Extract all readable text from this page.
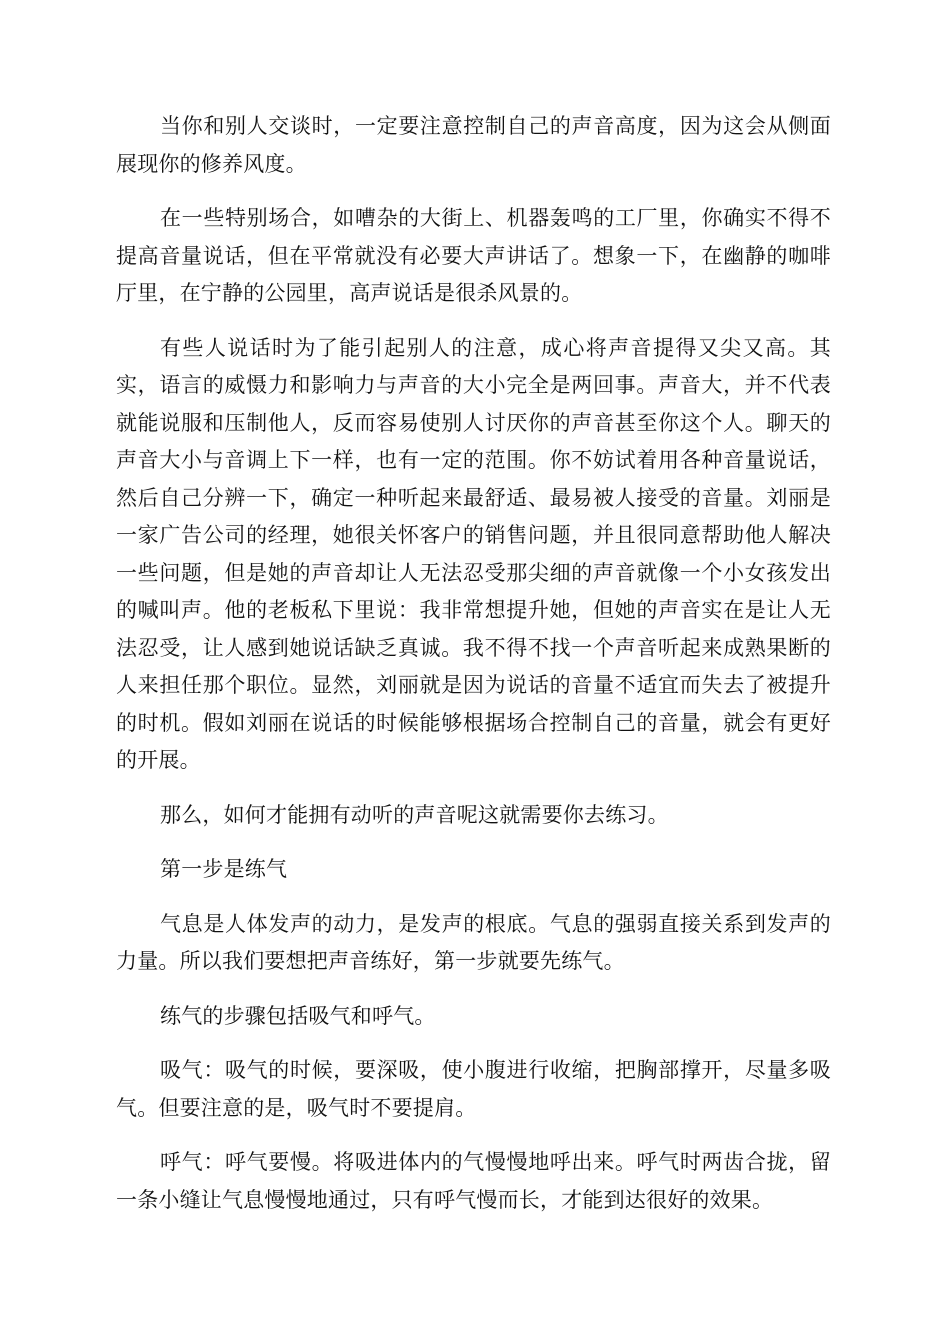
当你和别人交谈时，一定要注意控制自己的声音高度，因为这会从侧面展现你的修养风度。

在一些特别场合，如嘈杂的大街上、机器轰鸣的工厂里，你确实不得不提高音量说话，但在平常就没有必要大声讲话了。想象一下，在幽静的咖啡厅里，在宁静的公园里，高声说话是很杀风景的。

有些人说话时为了能引起别人的注意，成心将声音提得又尖又高。其实，语言的威慑力和影响力与声音的大小完全是两回事。声音大，并不代表就能说服和压制他人，反而容易使别人讨厌你的声音甚至你这个人。聊天的声音大小与音调上下一样，也有一定的范围。你不妨试着用各种音量说话，然后自己分辨一下，确定一种听起来最舒适、最易被人接受的音量。刘丽是一家广告公司的经理，她很关怀客户的销售问题，并且很同意帮助他人解决一些问题，但是她的声音却让人无法忍受那尖细的声音就像一个小女孩发出的喊叫声。他的老板私下里说：我非常想提升她，但她的声音实在是让人无法忍受，让人感到她说话缺乏真诚。我不得不找一个声音听起来成熟果断的人来担任那个职位。显然，刘丽就是因为说话的音量不适宜而失去了被提升的时机。假如刘丽在说话的时候能够根据场合控制自己的音量，就会有更好的开展。

那么，如何才能拥有动听的声音呢这就需要你去练习。

第一步是练气

气息是人体发声的动力，是发声的根底。气息的强弱直接关系到发声的力量。所以我们要想把声音练好，第一步就要先练气。

练气的步骤包括吸气和呼气。

吸气：吸气的时候，要深吸，使小腹进行收缩，把胸部撑开，尽量多吸气。但要注意的是，吸气时不要提肩。

呼气：呼气要慢。将吸进体内的气慢慢地呼出来。呼气时两齿合拢，留一条小缝让气息慢慢地通过，只有呼气慢而长，才能到达很好的效果。
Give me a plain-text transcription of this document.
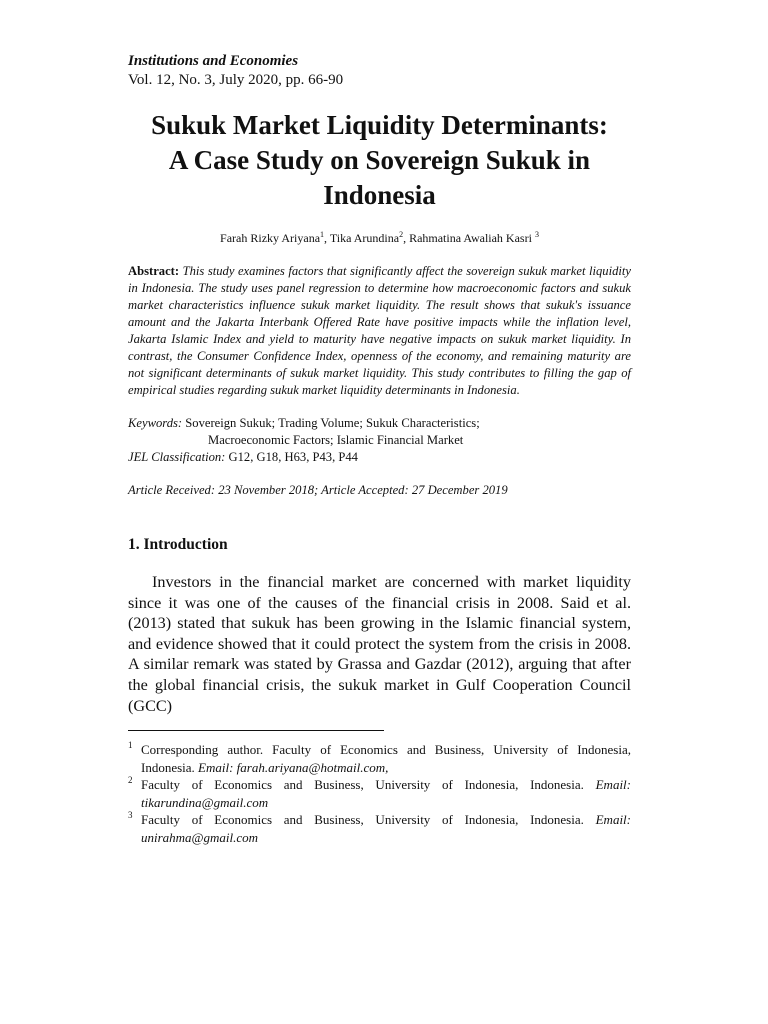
Institutions and Economies
Vol. 12, No. 3, July 2020, pp. 66-90
Sukuk Market Liquidity Determinants: A Case Study on Sovereign Sukuk in Indonesia
Farah Rizky Ariyana$^1$, Tika Arundina$^2$, Rahmatina Awaliah Kasri $^3$
Abstract: This study examines factors that significantly affect the sovereign sukuk market liquidity in Indonesia. The study uses panel regression to determine how macroeconomic factors and sukuk market characteristics influence sukuk market liquidity. The result shows that sukuk's issuance amount and the Jakarta Interbank Offered Rate have positive impacts while the inflation level, Jakarta Islamic Index and yield to maturity have negative impacts on sukuk market liquidity. In contrast, the Consumer Confidence Index, openness of the economy, and remaining maturity are not significant determinants of sukuk market liquidity. This study contributes to filling the gap of empirical studies regarding sukuk market liquidity determinants in Indonesia.
Keywords: Sovereign Sukuk; Trading Volume; Sukuk Characteristics;
Macroeconomic Factors; Islamic Financial Market
JEL Classification: G12, G18, H63, P43, P44
Article Received: 23 November 2018; Article Accepted: 27 December 2019
1. Introduction
Investors in the financial market are concerned with market liquidity since it was one of the causes of the financial crisis in 2008. Said et al. (2013) stated that sukuk has been growing in the Islamic financial system, and evidence showed that it could protect the system from the crisis in 2008. A similar remark was stated by Grassa and Gazdar (2012), arguing that after the global financial crisis, the sukuk market in Gulf Cooperation Council (GCC)
1 Corresponding author. Faculty of Economics and Business, University of Indonesia, Indonesia. Email: farah.ariyana@hotmail.com,
2 Faculty of Economics and Business, University of Indonesia, Indonesia. Email: tikarundina@gmail.com
3 Faculty of Economics and Business, University of Indonesia, Indonesia. Email: unirahma@gmail.com
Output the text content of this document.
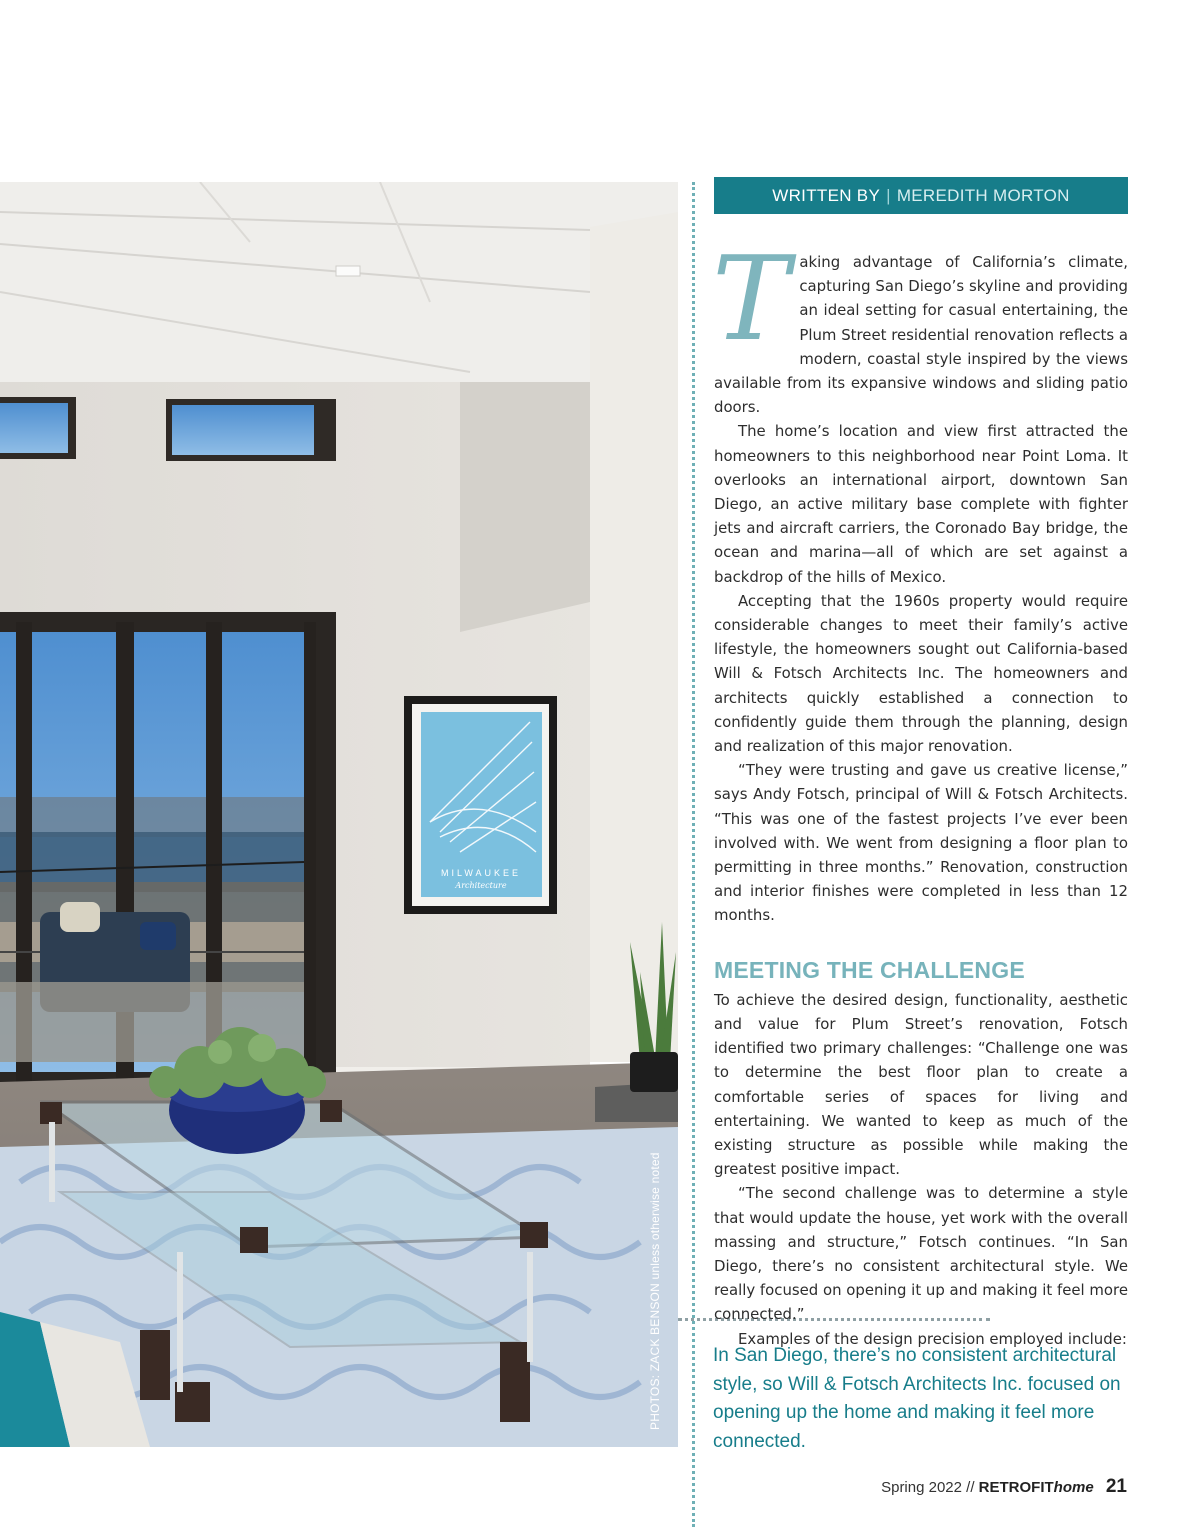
MILWAUKEE
Architecture
PHOTOS: ZACK BENSON unless otherwise noted
WRITTEN BY | MEREDITH MORTON
T aking advantage of California’s climate, capturing San Diego’s skyline and providing an ideal setting for casual entertaining, the Plum Street residential renovation reflects a modern, coastal style inspired by the views available from its expansive windows and sliding patio doors.

The home’s location and view first attracted the homeowners to this neighborhood near Point Loma. It overlooks an international airport, downtown San Diego, an active military base complete with fighter jets and aircraft carriers, the Coronado Bay bridge, the ocean and marina—all of which are set against a backdrop of the hills of Mexico.

Accepting that the 1960s property would require considerable changes to meet their family’s active lifestyle, the homeowners sought out California-based Will & Fotsch Architects Inc. The homeowners and architects quickly established a connection to confidently guide them through the planning, design and realization of this major renovation.

“They were trusting and gave us creative license,” says Andy Fotsch, principal of Will & Fotsch Architects. “This was one of the fastest projects I’ve ever been involved with. We went from designing a floor plan to permitting in three months.” Renovation, construction and interior finishes were completed in less than 12 months.

MEETING THE CHALLENGE

To achieve the desired design, functionality, aesthetic and value for Plum Street’s renovation, Fotsch identified two primary challenges: “Challenge one was to determine the best floor plan to create a comfortable series of spaces for living and entertaining. We wanted to keep as much of the existing structure as possible while making the greatest positive impact.

“The second challenge was to determine a style that would update the house, yet work with the overall massing and structure,” Fotsch continues. “In San Diego, there’s no consistent architectural style. We really focused on opening it up and making it feel more connected.”

Examples of the design precision employed include:

In San Diego, there’s no consistent architectural style, so Will & Fotsch Architects Inc. focused on opening up the home and making it feel more connected.

Spring 2022 // RETROFIThome 21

- **EXERCISE OBJECTIVE**
Gather each line in these records that contains the string "feel".

- **RESULT BELOW**
“The second challenge was to determine a style that would update the house, yet work with the overall massing and structure,” Fotsch continues. “In San Diego, there’s no consistent architectural style. We really focused on opening it up and making it feel more connected.”
In San Diego, there’s no consistent architectural style, so Will & Fotsch Architects Inc. focused on opening up the home and making it feel more connected.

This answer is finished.